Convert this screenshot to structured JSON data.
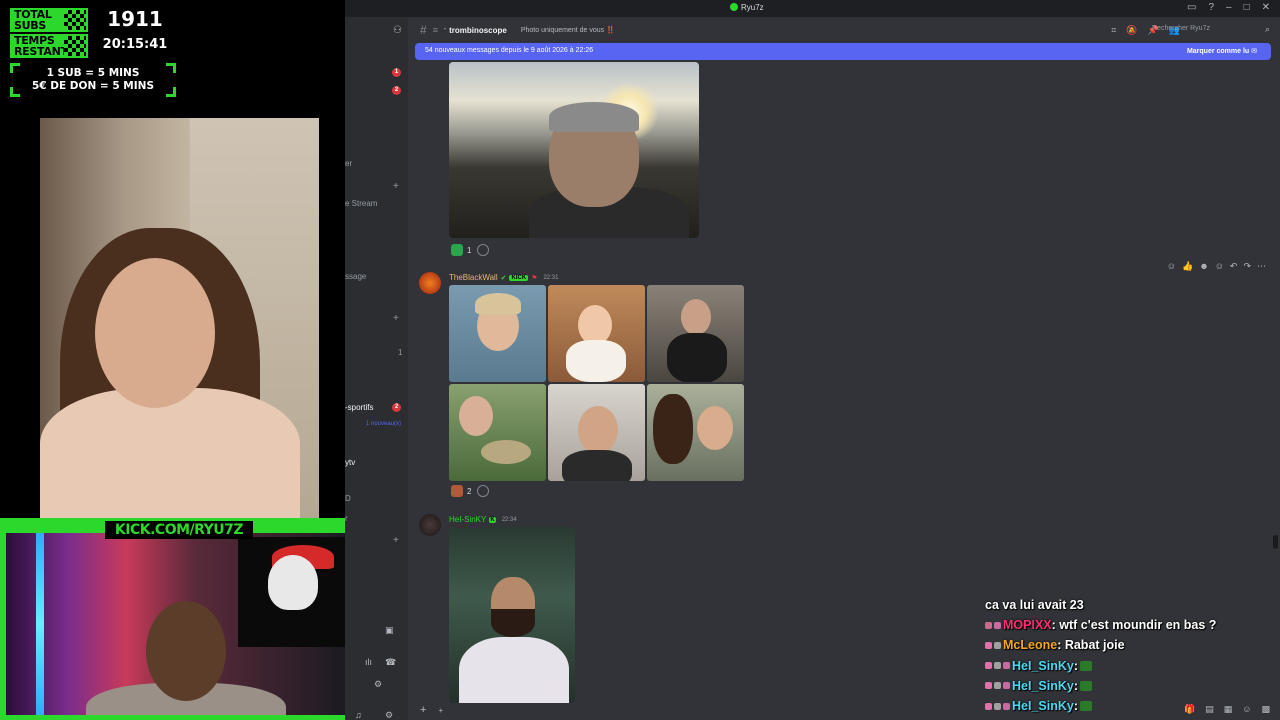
{
  "overlay": {
    "total_subs_label_1": "TOTAL",
    "total_subs_label_2": "SUBS",
    "total_subs_value": "1911",
    "time_left_label_1": "TEMPS",
    "time_left_label_2": "RESTANT",
    "time_left_value": "20:15:41",
    "rule_1": "1 SUB = 5 MINS",
    "rule_2": "5€ DE DON = 5 MINS",
    "kick_url": "KICK.COM/RYU7Z",
    "accent": "#2bd82b"
  },
  "app": {
    "window_title": "Ryu7z",
    "channel_name": "trombinoscope",
    "channel_topic": "Photo uniquement de vous",
    "channel_topic_suffix": "‼️",
    "search_placeholder": "Rechercher Ryu7z",
    "new_messages_text": "54 nouveaux messages depuis le 9 août 2026 à 22:26",
    "mark_read_label": "Marquer comme lu",
    "brand_color": "#5865f2"
  },
  "sidebar": {
    "badge_1": "1",
    "badge_2": "2",
    "item_stream": "e Stream",
    "item_message": "ssage",
    "item_er": "er",
    "count_1": "1",
    "item_sportifs": "-sportifs",
    "badge_sportifs": "2",
    "new_label": "1 nouveau(x)",
    "item_ytv": "ytv",
    "item_d": "D",
    "item_r": "r"
  },
  "messages": [
    {
      "reactions": [
        {
          "emoji": "check-mark",
          "count": "1"
        }
      ]
    },
    {
      "author": "TheBlackWall",
      "author_color": "#e8b86a",
      "badge": "KICK",
      "time": "22:31",
      "reactions": [
        {
          "emoji": "person",
          "count": "2"
        }
      ]
    },
    {
      "author": "HeI-SinKY",
      "author_color": "#2bd82b",
      "time": "22:34"
    }
  ],
  "stream_chat": [
    {
      "user": "",
      "text": "ca va lui avait 23",
      "color": "#ffffff"
    },
    {
      "user": "MOPIXX",
      "text": ": wtf c'est moundir en bas ?",
      "color": "#ff2d6f"
    },
    {
      "user": "McLeone",
      "text": ": Rabat joie",
      "color": "#f5a623"
    },
    {
      "user": "HeI_SinKy",
      "text": ":",
      "color": "#4fd8f0"
    },
    {
      "user": "HeI_SinKy",
      "text": ":",
      "color": "#4fd8f0"
    },
    {
      "user": "HeI_SinKy",
      "text": ":",
      "color": "#4fd8f0"
    }
  ]
}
★ ★ ★ ★ ★
**GIVEN REQUEST:** Please write out all of the material above without changing a word, and omit any pictures.

**RESPONSE TO THE TASK:**
Convert this screenshot to structured JSON data.
{
  "overlay": {
    "total_subs_label_1": "TOTAL",
    "total_subs_label_2": "SUBS",
    "total_subs_value": "1911",
    "time_left_label_1": "TEMPS",
    "time_left_label_2": "RESTANT",
    "time_left_value": "20:15:41",
    "rule_1": "1 SUB = 5 MINS",
    "rule_2": "5€ DE DON = 5 MINS",
    "kick_url": "KICK.COM/RYU7Z",
    "accent": "#2bd82b"
  },
  "app": {
    "window_title": "Ryu7z",
    "channel_name": "trombinoscope",
    "channel_topic": "Photo uniquement de vous",
    "channel_topic_suffix": "‼️",
    "search_placeholder": "Rechercher Ryu7z",
    "new_messages_text": "54 nouveaux messages depuis le 9 août 2026 à 22:26",
    "mark_read_label": "Marquer comme lu",
    "brand_color": "#5865f2"
  },
  "sidebar": {
    "badge_1": "1",
    "badge_2": "2",
    "item_stream": "e Stream",
    "item_message": "ssage",
    "item_er": "er",
    "count_1": "1",
    "item_sportifs": "-sportifs",
    "badge_sportifs": "2",
    "new_label": "1 nouveau(x)",
    "item_ytv": "ytv",
    "item_d": "D",
    "item_r": "r"
  },
  "messages": [
    {
      "reactions": [
        {
          "emoji": "check-mark",
          "count": "1"
        }
      ]
    },
    {
      "author": "TheBlackWall",
      "author_color": "#e8b86a",
      "badge": "KICK",
      "time": "22:31",
      "reactions": [
        {
          "emoji": "person",
          "count": "2"
        }
      ]
    },
    {
      "author": "HeI-SinKY",
      "author_color": "#2bd82b",
      "time": "22:34"
    }
  ],
  "stream_chat": [
    {
      "user": "",
      "text": "ca va lui avait 23",
      "color": "#ffffff"
    },
    {
      "user": "MOPIXX",
      "text": ": wtf c'est moundir en bas ?",
      "color": "#ff2d6f"
    },
    {
      "user": "McLeone",
      "text": ": Rabat joie",
      "color": "#f5a623"
    },
    {
      "user": "HeI_SinKy",
      "text": ":",
      "color": "#4fd8f0"
    },
    {
      "user": "HeI_SinKy",
      "text": ":",
      "color": "#4fd8f0"
    },
    {
      "user": "HeI_SinKy",
      "text": ":",
      "color": "#4fd8f0"
    }
  ]
}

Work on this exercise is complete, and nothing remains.